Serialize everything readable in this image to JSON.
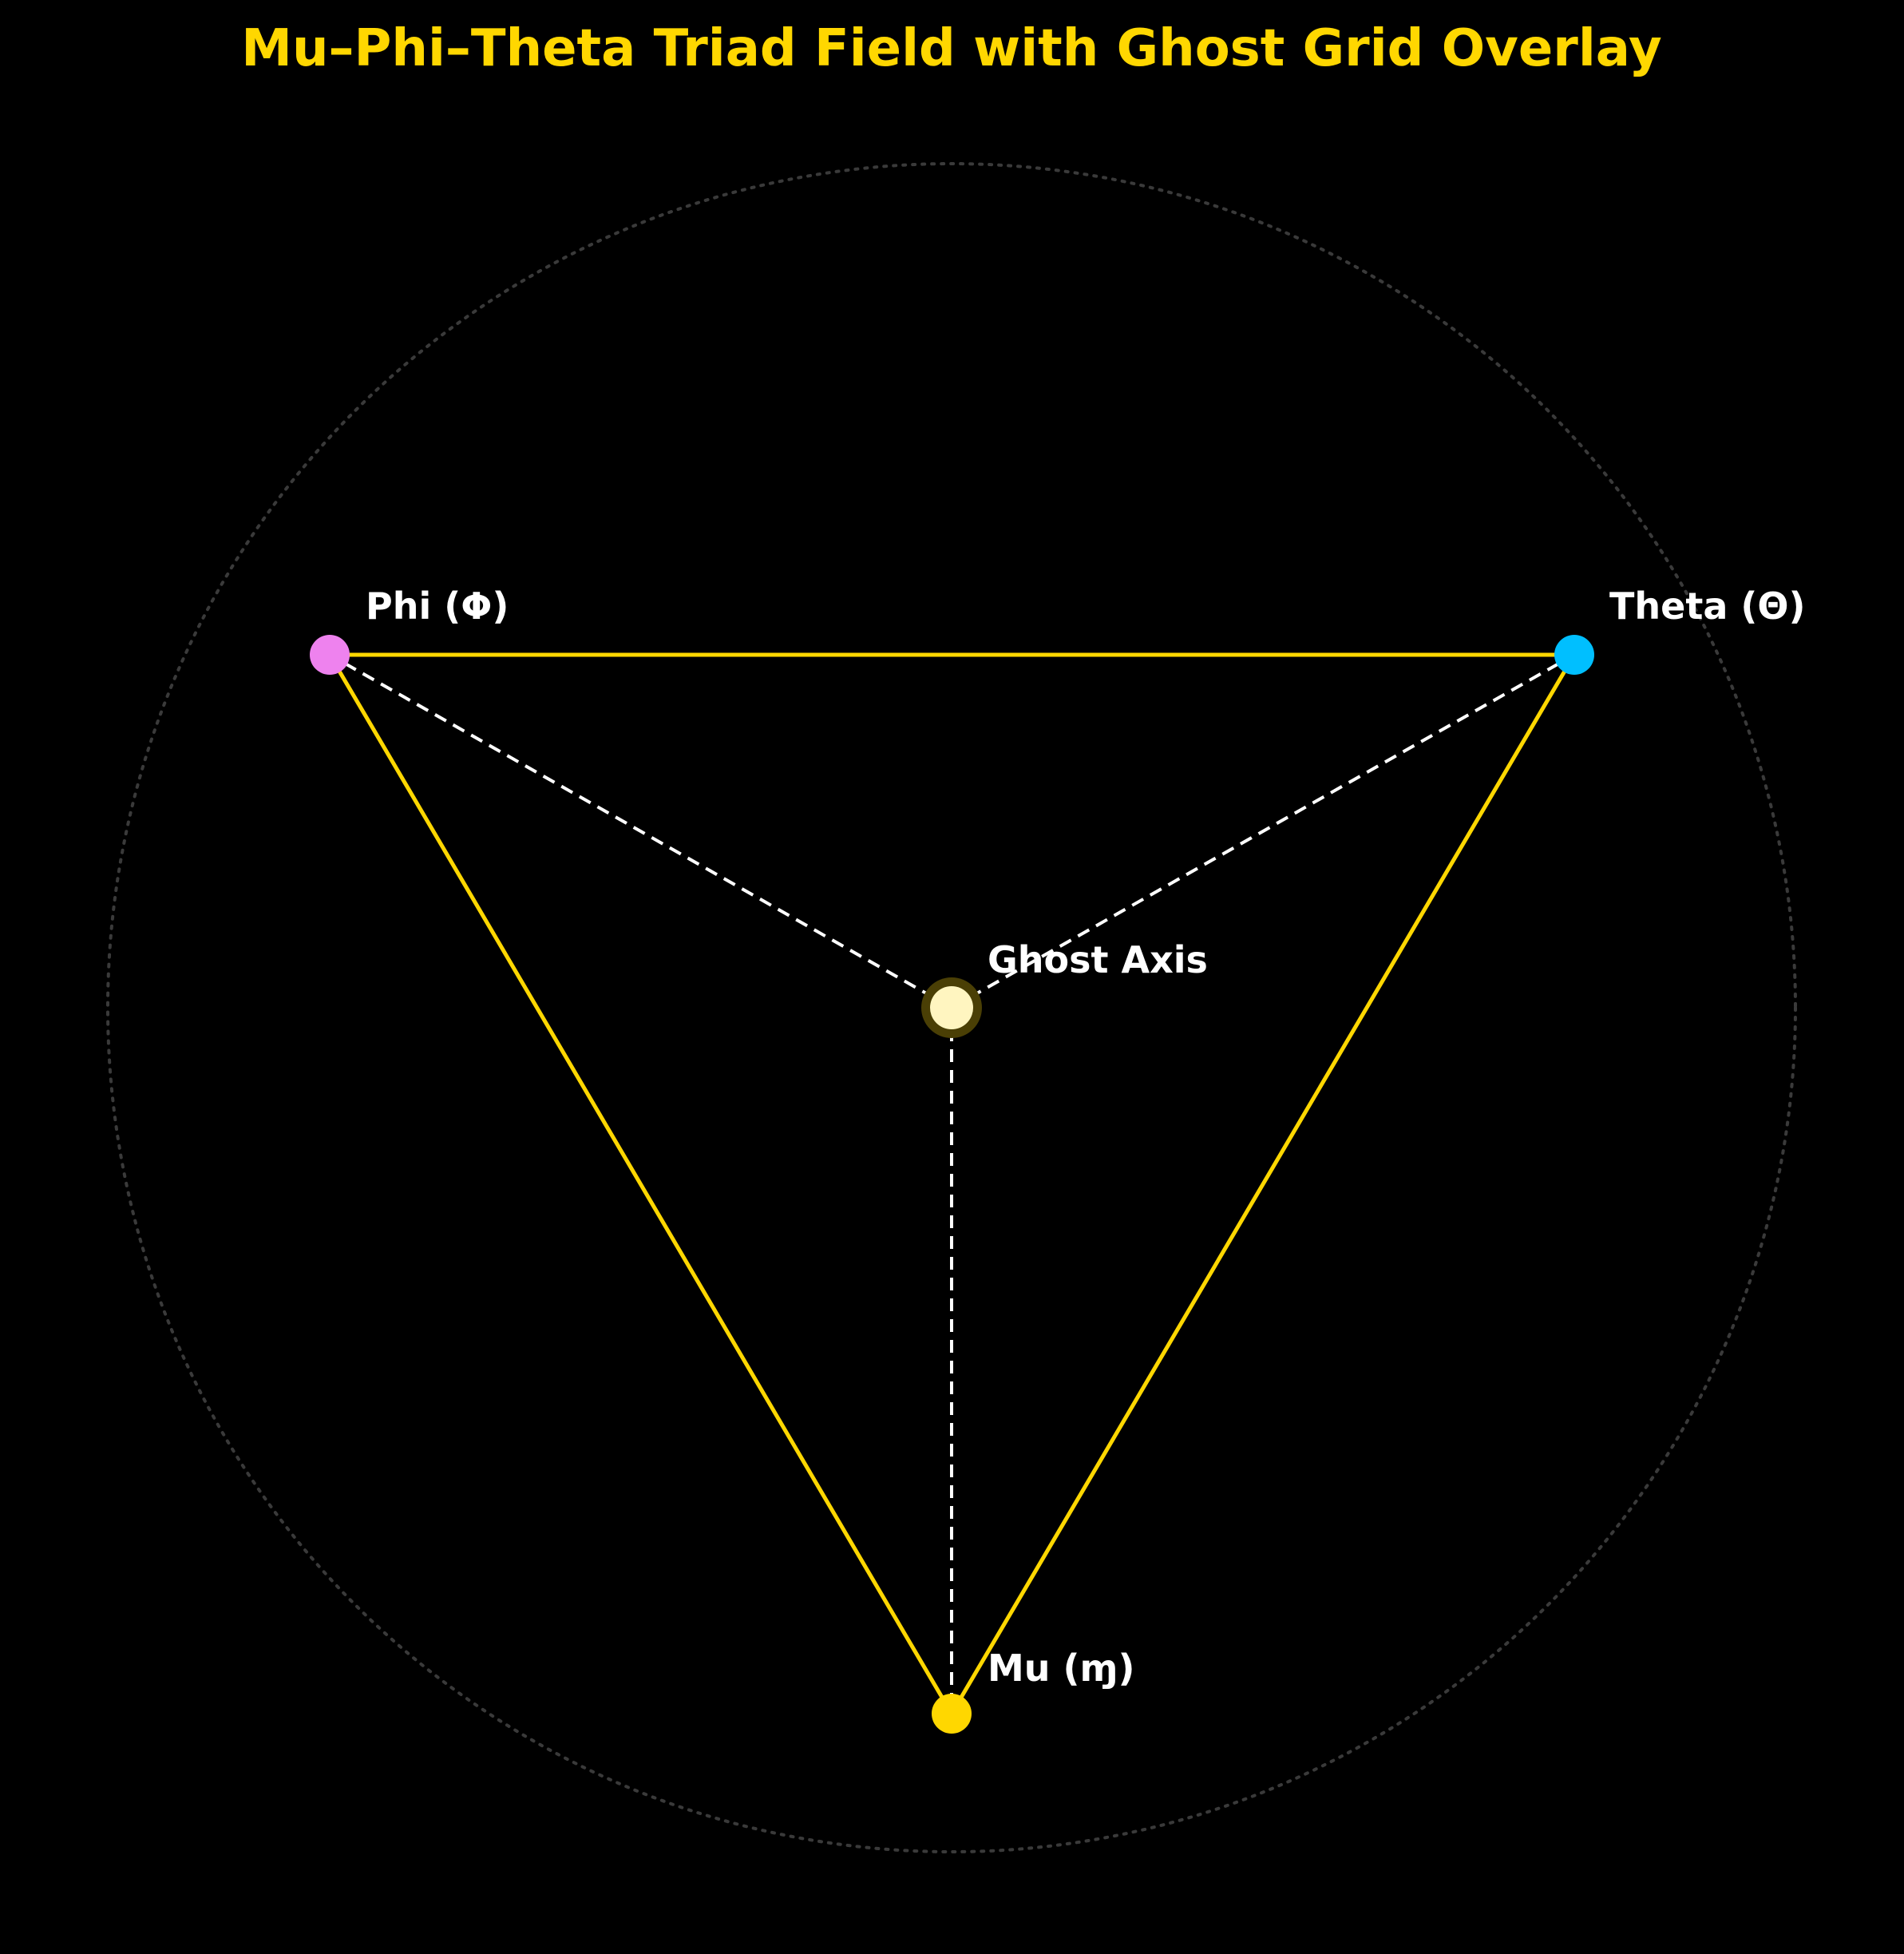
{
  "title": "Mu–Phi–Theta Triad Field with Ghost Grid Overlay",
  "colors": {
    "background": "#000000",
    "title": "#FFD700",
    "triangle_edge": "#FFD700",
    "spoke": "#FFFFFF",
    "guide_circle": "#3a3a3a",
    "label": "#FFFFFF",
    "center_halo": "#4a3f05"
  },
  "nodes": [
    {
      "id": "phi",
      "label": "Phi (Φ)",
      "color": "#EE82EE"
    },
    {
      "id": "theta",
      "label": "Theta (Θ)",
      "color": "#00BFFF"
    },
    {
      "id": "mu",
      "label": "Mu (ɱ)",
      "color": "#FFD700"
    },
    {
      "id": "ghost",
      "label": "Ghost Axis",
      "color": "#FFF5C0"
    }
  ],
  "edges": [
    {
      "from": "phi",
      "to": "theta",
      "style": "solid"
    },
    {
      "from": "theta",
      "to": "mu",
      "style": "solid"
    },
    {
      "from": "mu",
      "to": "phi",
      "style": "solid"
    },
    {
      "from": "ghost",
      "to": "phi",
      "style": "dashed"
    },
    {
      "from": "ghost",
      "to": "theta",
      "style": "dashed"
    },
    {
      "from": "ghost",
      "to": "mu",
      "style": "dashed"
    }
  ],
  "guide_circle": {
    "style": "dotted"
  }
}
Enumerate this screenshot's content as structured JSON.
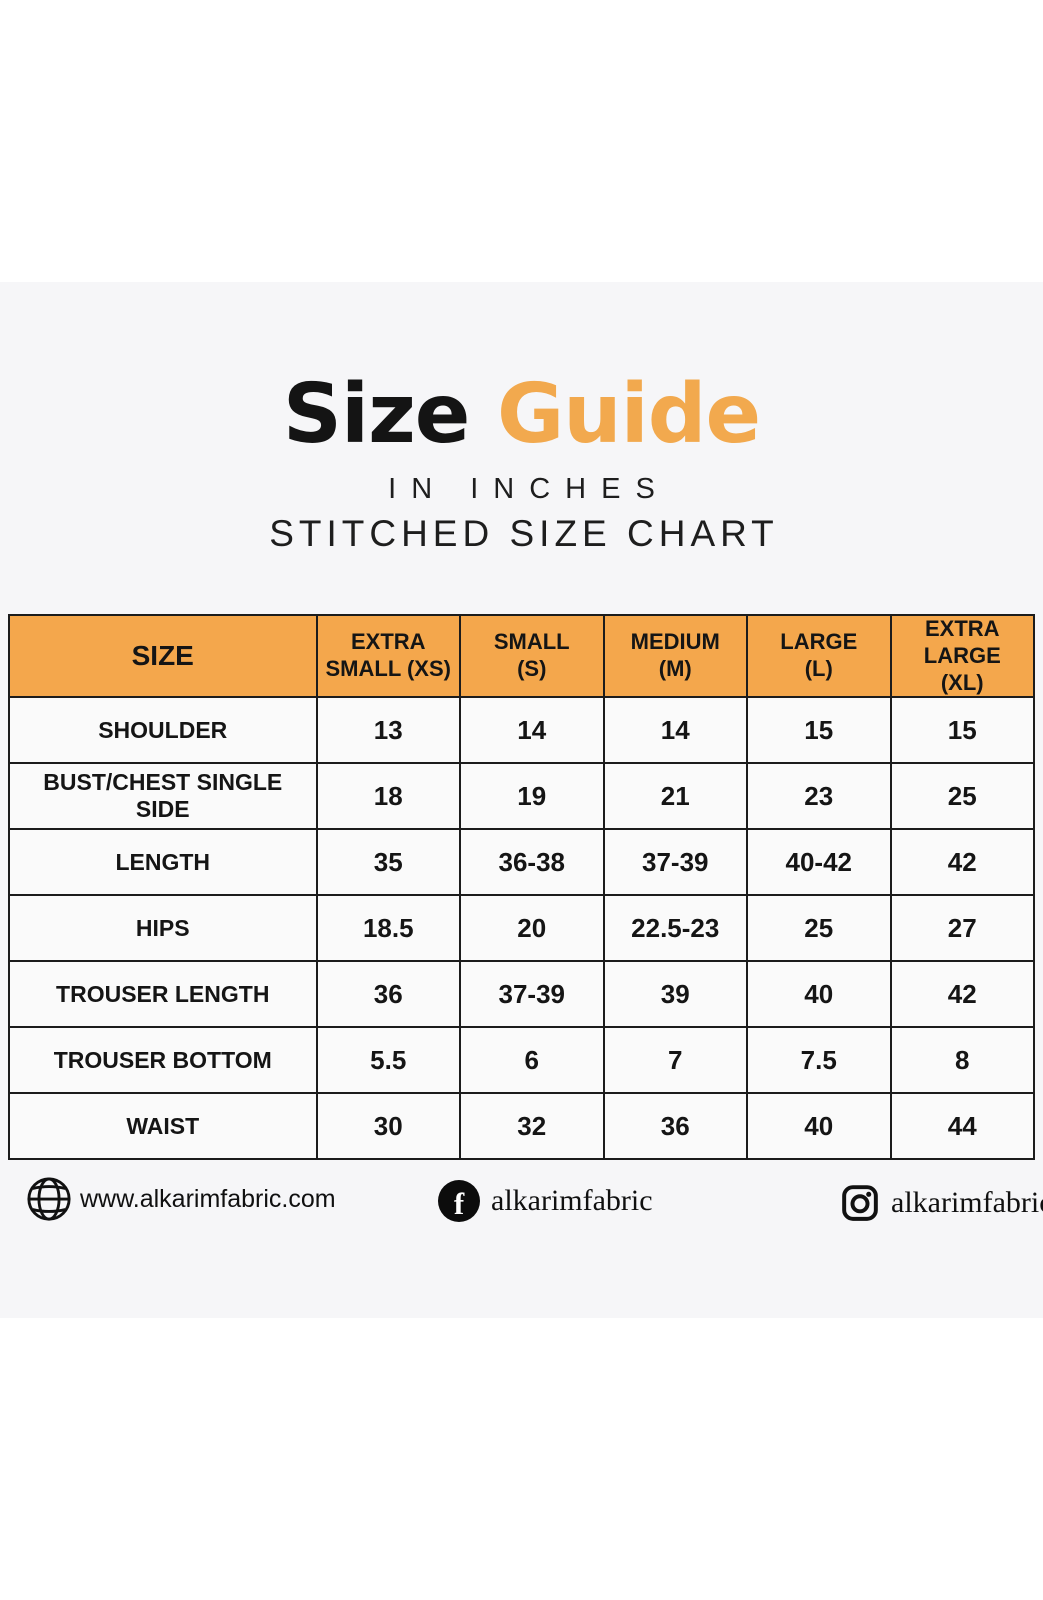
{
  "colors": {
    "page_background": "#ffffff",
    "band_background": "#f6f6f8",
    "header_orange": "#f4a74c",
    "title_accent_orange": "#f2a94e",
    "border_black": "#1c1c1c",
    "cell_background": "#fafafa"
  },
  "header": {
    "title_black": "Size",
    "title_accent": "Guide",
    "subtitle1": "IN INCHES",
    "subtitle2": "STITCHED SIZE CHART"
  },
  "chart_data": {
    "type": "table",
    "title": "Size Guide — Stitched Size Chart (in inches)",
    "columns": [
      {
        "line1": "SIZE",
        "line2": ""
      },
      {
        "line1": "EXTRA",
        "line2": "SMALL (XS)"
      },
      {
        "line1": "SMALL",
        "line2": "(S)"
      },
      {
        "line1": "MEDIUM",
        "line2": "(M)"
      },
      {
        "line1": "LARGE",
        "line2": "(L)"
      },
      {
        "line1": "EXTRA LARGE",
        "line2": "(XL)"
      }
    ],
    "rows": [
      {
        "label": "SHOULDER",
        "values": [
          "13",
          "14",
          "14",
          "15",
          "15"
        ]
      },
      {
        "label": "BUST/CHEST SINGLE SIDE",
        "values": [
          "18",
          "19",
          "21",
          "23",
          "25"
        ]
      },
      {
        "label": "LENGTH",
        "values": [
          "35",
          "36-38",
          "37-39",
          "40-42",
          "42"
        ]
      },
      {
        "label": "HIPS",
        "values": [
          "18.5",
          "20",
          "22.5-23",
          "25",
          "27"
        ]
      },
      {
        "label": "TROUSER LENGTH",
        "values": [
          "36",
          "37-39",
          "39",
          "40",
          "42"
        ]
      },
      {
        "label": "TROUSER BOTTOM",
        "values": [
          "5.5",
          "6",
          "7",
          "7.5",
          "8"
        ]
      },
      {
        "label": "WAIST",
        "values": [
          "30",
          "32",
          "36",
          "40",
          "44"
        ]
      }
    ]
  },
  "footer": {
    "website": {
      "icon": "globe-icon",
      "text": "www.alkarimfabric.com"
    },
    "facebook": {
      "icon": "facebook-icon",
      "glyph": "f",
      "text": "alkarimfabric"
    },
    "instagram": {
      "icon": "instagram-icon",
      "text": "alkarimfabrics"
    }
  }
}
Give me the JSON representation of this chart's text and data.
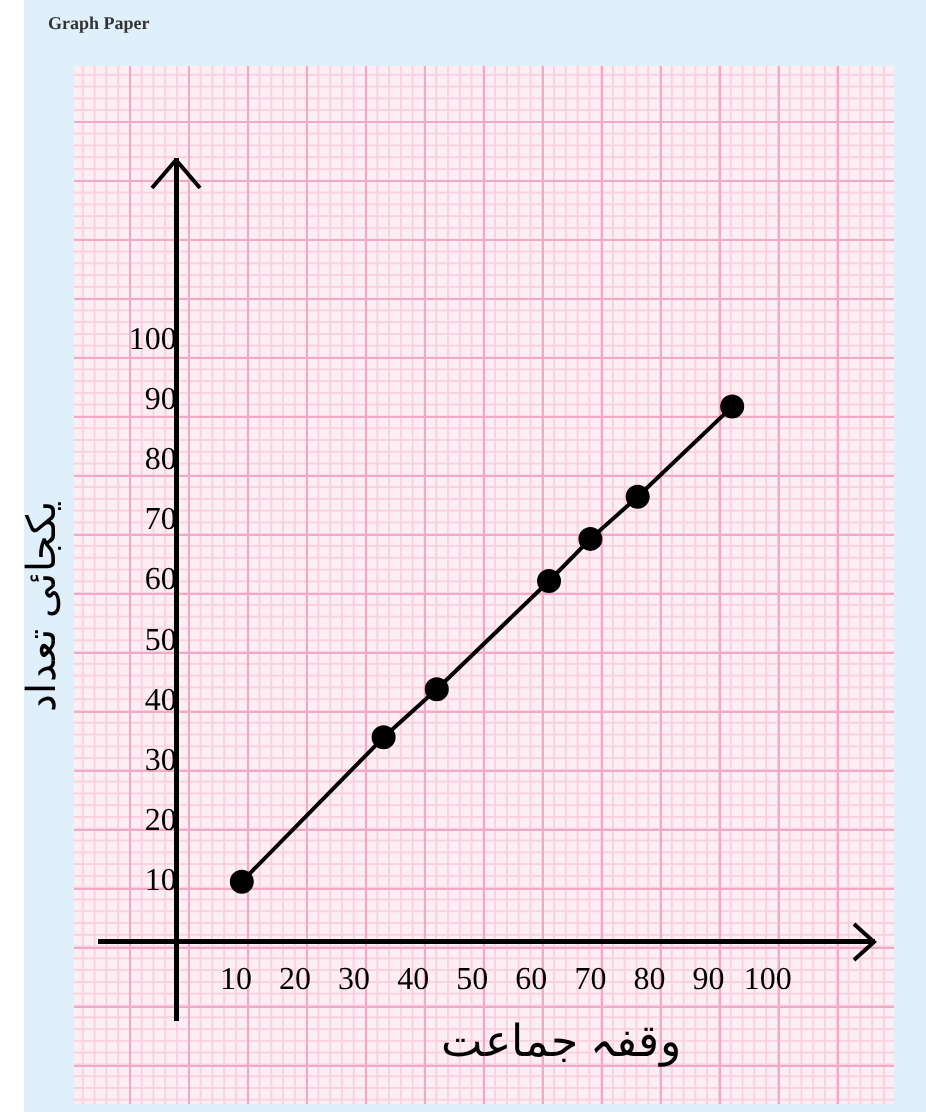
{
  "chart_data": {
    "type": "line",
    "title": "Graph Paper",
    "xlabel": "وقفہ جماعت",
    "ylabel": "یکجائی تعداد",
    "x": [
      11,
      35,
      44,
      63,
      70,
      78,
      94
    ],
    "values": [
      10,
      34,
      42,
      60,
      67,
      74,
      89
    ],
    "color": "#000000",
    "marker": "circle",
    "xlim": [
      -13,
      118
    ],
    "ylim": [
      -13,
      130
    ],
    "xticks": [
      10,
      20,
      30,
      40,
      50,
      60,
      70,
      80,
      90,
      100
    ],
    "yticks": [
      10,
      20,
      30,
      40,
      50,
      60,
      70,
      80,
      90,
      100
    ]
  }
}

........

Do this:
Every record above should come back exactly, but without its pictures.

Answer below:
Serialize everything readable in this image to JSON.
{
  "title": "Mu–Phi–Theta Triad Field with Ghost Grid Overlay",
  "colors": {
    "background": "#000000",
    "title": "#FFD700",
    "triangle_edge": "#FFD700",
    "spoke": "#FFFFFF",
    "guide_circle": "#3a3a3a",
    "label": "#FFFFFF",
    "center_halo": "#4a3f05"
  },
  "nodes": [
    {
      "id": "phi",
      "label": "Phi (Φ)",
      "color": "#EE82EE"
    },
    {
      "id": "theta",
      "label": "Theta (Θ)",
      "color": "#00BFFF"
    },
    {
      "id": "mu",
      "label": "Mu (ɱ)",
      "color": "#FFD700"
    },
    {
      "id": "ghost",
      "label": "Ghost Axis",
      "color": "#FFF5C0"
    }
  ],
  "edges": [
    {
      "from": "phi",
      "to": "theta",
      "style": "solid"
    },
    {
      "from": "theta",
      "to": "mu",
      "style": "solid"
    },
    {
      "from": "mu",
      "to": "phi",
      "style": "solid"
    },
    {
      "from": "ghost",
      "to": "phi",
      "style": "dashed"
    },
    {
      "from": "ghost",
      "to": "theta",
      "style": "dashed"
    },
    {
      "from": "ghost",
      "to": "mu",
      "style": "dashed"
    }
  ],
  "guide_circle": {
    "style": "dotted"
  }
}
Enumerate this screenshot's content as structured JSON.
{
  "colors": {
    "page_background": "#ffffff",
    "band_background": "#f6f6f8",
    "header_orange": "#f4a74c",
    "title_accent_orange": "#f2a94e",
    "border_black": "#1c1c1c",
    "cell_background": "#fafafa"
  },
  "header": {
    "title_black": "Size",
    "title_accent": "Guide",
    "subtitle1": "IN INCHES",
    "subtitle2": "STITCHED SIZE CHART"
  },
  "chart_data": {
    "type": "table",
    "title": "Size Guide — Stitched Size Chart (in inches)",
    "columns": [
      {
        "line1": "SIZE",
        "line2": ""
      },
      {
        "line1": "EXTRA",
        "line2": "SMALL (XS)"
      },
      {
        "line1": "SMALL",
        "line2": "(S)"
      },
      {
        "line1": "MEDIUM",
        "line2": "(M)"
      },
      {
        "line1": "LARGE",
        "line2": "(L)"
      },
      {
        "line1": "EXTRA LARGE",
        "line2": "(XL)"
      }
    ],
    "rows": [
      {
        "label": "SHOULDER",
        "values": [
          "13",
          "14",
          "14",
          "15",
          "15"
        ]
      },
      {
        "label": "BUST/CHEST SINGLE SIDE",
        "values": [
          "18",
          "19",
          "21",
          "23",
          "25"
        ]
      },
      {
        "label": "LENGTH",
        "values": [
          "35",
          "36-38",
          "37-39",
          "40-42",
          "42"
        ]
      },
      {
        "label": "HIPS",
        "values": [
          "18.5",
          "20",
          "22.5-23",
          "25",
          "27"
        ]
      },
      {
        "label": "TROUSER LENGTH",
        "values": [
          "36",
          "37-39",
          "39",
          "40",
          "42"
        ]
      },
      {
        "label": "TROUSER BOTTOM",
        "values": [
          "5.5",
          "6",
          "7",
          "7.5",
          "8"
        ]
      },
      {
        "label": "WAIST",
        "values": [
          "30",
          "32",
          "36",
          "40",
          "44"
        ]
      }
    ]
  },
  "footer": {
    "website": {
      "icon": "globe-icon",
      "text": "www.alkarimfabric.com"
    },
    "facebook": {
      "icon": "facebook-icon",
      "glyph": "f",
      "text": "alkarimfabric"
    },
    "instagram": {
      "icon": "instagram-icon",
      "text": "alkarimfabrics"
    }
  }
}
Give me the JSON representation of this chart's text and data.
{
  "chart_data": {
    "type": "line",
    "title": "Graph Paper",
    "xlabel": "وقفہ جماعت",
    "ylabel": "یکجائی تعداد",
    "x": [
      11,
      35,
      44,
      63,
      70,
      78,
      94
    ],
    "values": [
      10,
      34,
      42,
      60,
      67,
      74,
      89
    ],
    "color": "#000000",
    "marker": "circle",
    "xlim": [
      -13,
      118
    ],
    "ylim": [
      -13,
      130
    ],
    "xticks": [
      10,
      20,
      30,
      40,
      50,
      60,
      70,
      80,
      90,
      100
    ],
    "yticks": [
      10,
      20,
      30,
      40,
      50,
      60,
      70,
      80,
      90,
      100
    ]
  }
}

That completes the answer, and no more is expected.